Given information:
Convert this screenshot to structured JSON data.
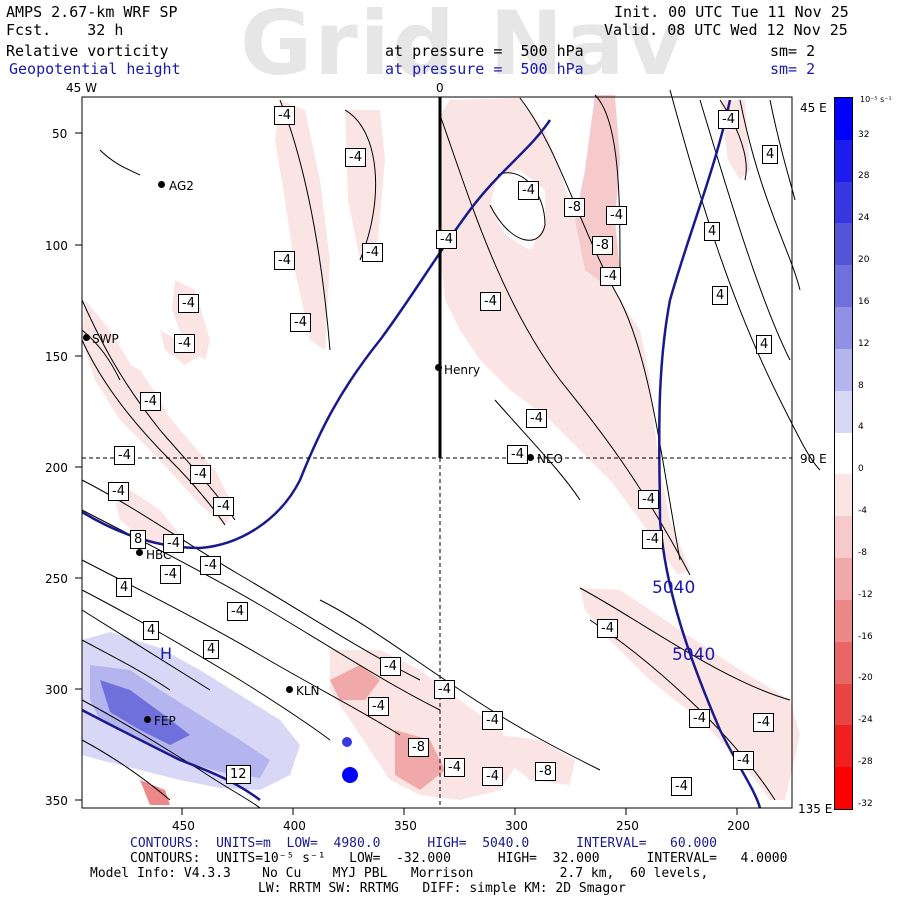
{
  "header": {
    "model": "AMPS 2.67-km WRF SP",
    "fcst": "Fcst.    32 h",
    "init": "Init. 00 UTC Tue 11 Nov 25",
    "valid": "Valid. 08 UTC Wed 12 Nov 25",
    "watermark": "Grid Nav",
    "field1": "Relative vorticity",
    "field1_level": "at pressure =  500 hPa",
    "field1_sm": "sm= 2",
    "field2": "Geopotential height",
    "field2_level": "at pressure =  500 hPa",
    "field2_sm": "sm= 2"
  },
  "axes": {
    "x_ticks": [
      "450",
      "400",
      "350",
      "300",
      "250",
      "200"
    ],
    "y_ticks": [
      "50",
      "100",
      "150",
      "200",
      "250",
      "300",
      "350"
    ],
    "lon_labels": {
      "top_left": "45 W",
      "top_center": "0",
      "right_top": "45 E",
      "right_mid": "90 E",
      "right_bottom": "135 E"
    }
  },
  "stations": [
    {
      "name": "AG2"
    },
    {
      "name": "SWP"
    },
    {
      "name": "Henry"
    },
    {
      "name": "NEO"
    },
    {
      "name": "HBC"
    },
    {
      "name": "KLN"
    },
    {
      "name": "FEP"
    }
  ],
  "contour_labels": {
    "height": [
      "5040",
      "5040"
    ],
    "high_marker": "H",
    "vort_small": [
      "-4",
      "-8",
      "4",
      "8",
      "12"
    ]
  },
  "colorbar": {
    "unit": "10⁻⁵ s⁻¹",
    "labels": [
      "32",
      "28",
      "24",
      "20",
      "16",
      "12",
      "8",
      "4",
      "0",
      "-4",
      "-8",
      "-12",
      "-16",
      "-20",
      "-24",
      "-28",
      "-32"
    ],
    "colors": [
      "#0000ff",
      "#1c1ced",
      "#3838e0",
      "#5454d6",
      "#7070dc",
      "#9090e4",
      "#b4b4ee",
      "#d8d8f6",
      "#ffffff",
      "#fbe4e4",
      "#f6caca",
      "#f0a8a8",
      "#ec8888",
      "#e86666",
      "#e84444",
      "#f02020",
      "#ff0000"
    ]
  },
  "footer": {
    "line1": "CONTOURS:  UNITS=m  LOW=  4980.0      HIGH=  5040.0      INTERVAL=   60.000",
    "line2": "CONTOURS:  UNITS=10⁻⁵ s⁻¹   LOW=  -32.000      HIGH=  32.000      INTERVAL=   4.0000",
    "line3": "Model Info: V4.3.3    No Cu    MYJ PBL   Morrison           2.7 km,  60 levels,",
    "line4": "LW: RRTM SW: RRTMG   DIFF: simple KM: 2D Smagor"
  }
}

Required work: The entries above should be reproduced exactly, without their pictures.

Answer to this exercise:
Convert this screenshot to structured JSON data.
{
  "header": {
    "model": "AMPS 2.67-km WRF SP",
    "fcst": "Fcst.    32 h",
    "init": "Init. 00 UTC Tue 11 Nov 25",
    "valid": "Valid. 08 UTC Wed 12 Nov 25",
    "watermark": "Grid Nav",
    "field1": "Relative vorticity",
    "field1_level": "at pressure =  500 hPa",
    "field1_sm": "sm= 2",
    "field2": "Geopotential height",
    "field2_level": "at pressure =  500 hPa",
    "field2_sm": "sm= 2"
  },
  "axes": {
    "x_ticks": [
      "450",
      "400",
      "350",
      "300",
      "250",
      "200"
    ],
    "y_ticks": [
      "50",
      "100",
      "150",
      "200",
      "250",
      "300",
      "350"
    ],
    "lon_labels": {
      "top_left": "45 W",
      "top_center": "0",
      "right_top": "45 E",
      "right_mid": "90 E",
      "right_bottom": "135 E"
    }
  },
  "stations": [
    {
      "name": "AG2"
    },
    {
      "name": "SWP"
    },
    {
      "name": "Henry"
    },
    {
      "name": "NEO"
    },
    {
      "name": "HBC"
    },
    {
      "name": "KLN"
    },
    {
      "name": "FEP"
    }
  ],
  "contour_labels": {
    "height": [
      "5040",
      "5040"
    ],
    "high_marker": "H",
    "vort_small": [
      "-4",
      "-8",
      "4",
      "8",
      "12"
    ]
  },
  "colorbar": {
    "unit": "10⁻⁵ s⁻¹",
    "labels": [
      "32",
      "28",
      "24",
      "20",
      "16",
      "12",
      "8",
      "4",
      "0",
      "-4",
      "-8",
      "-12",
      "-16",
      "-20",
      "-24",
      "-28",
      "-32"
    ],
    "colors": [
      "#0000ff",
      "#1c1ced",
      "#3838e0",
      "#5454d6",
      "#7070dc",
      "#9090e4",
      "#b4b4ee",
      "#d8d8f6",
      "#ffffff",
      "#fbe4e4",
      "#f6caca",
      "#f0a8a8",
      "#ec8888",
      "#e86666",
      "#e84444",
      "#f02020",
      "#ff0000"
    ]
  },
  "footer": {
    "line1": "CONTOURS:  UNITS=m  LOW=  4980.0      HIGH=  5040.0      INTERVAL=   60.000",
    "line2": "CONTOURS:  UNITS=10⁻⁵ s⁻¹   LOW=  -32.000      HIGH=  32.000      INTERVAL=   4.0000",
    "line3": "Model Info: V4.3.3    No Cu    MYJ PBL   Morrison           2.7 km,  60 levels,",
    "line4": "LW: RRTM SW: RRTMG   DIFF: simple KM: 2D Smagor"
  }
}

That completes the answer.